**Objective**
Spot each line in the records below where the word "Institute" occurs, then copy it.

==== Data supplied ====

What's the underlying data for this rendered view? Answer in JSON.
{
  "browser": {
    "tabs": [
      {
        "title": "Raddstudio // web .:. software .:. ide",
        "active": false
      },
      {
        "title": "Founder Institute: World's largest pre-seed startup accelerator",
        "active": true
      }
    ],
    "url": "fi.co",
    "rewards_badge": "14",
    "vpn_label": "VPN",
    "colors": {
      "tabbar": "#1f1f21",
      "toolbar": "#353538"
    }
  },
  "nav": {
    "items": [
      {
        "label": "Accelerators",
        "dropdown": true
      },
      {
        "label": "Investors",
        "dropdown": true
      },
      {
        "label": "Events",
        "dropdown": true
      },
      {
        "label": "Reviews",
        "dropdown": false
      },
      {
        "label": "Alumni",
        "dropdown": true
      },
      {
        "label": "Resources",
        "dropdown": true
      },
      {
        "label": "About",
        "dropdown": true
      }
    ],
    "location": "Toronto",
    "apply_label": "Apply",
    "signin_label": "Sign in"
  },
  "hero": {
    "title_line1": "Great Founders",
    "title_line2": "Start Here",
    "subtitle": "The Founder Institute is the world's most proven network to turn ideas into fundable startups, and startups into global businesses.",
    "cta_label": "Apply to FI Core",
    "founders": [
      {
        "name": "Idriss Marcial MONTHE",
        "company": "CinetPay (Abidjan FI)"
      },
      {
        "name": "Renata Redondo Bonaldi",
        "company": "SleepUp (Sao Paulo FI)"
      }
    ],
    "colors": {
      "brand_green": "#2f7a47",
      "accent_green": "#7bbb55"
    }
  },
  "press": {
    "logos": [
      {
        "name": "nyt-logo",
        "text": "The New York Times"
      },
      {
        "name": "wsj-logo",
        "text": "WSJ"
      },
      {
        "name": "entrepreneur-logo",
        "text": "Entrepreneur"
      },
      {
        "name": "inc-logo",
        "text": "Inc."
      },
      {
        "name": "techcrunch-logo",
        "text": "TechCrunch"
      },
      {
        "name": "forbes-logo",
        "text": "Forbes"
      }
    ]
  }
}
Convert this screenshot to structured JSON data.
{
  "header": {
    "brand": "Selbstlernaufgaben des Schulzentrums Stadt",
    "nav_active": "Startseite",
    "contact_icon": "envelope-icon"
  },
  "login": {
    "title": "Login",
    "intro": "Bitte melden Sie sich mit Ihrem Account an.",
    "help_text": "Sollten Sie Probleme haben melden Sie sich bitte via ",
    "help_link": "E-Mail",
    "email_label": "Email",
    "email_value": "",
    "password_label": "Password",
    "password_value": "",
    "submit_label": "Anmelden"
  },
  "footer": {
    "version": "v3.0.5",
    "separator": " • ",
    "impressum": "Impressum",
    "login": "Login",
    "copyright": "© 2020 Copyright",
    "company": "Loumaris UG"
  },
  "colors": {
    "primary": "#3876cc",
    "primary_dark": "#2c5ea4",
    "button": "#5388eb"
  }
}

====

**Response below**
        "title": "Founder Institute: World's largest pre-seed startup accelerator",
    "subtitle": "The Founder Institute is the world's most proven network to turn ideas into fundable startups, and startups into global businesses.",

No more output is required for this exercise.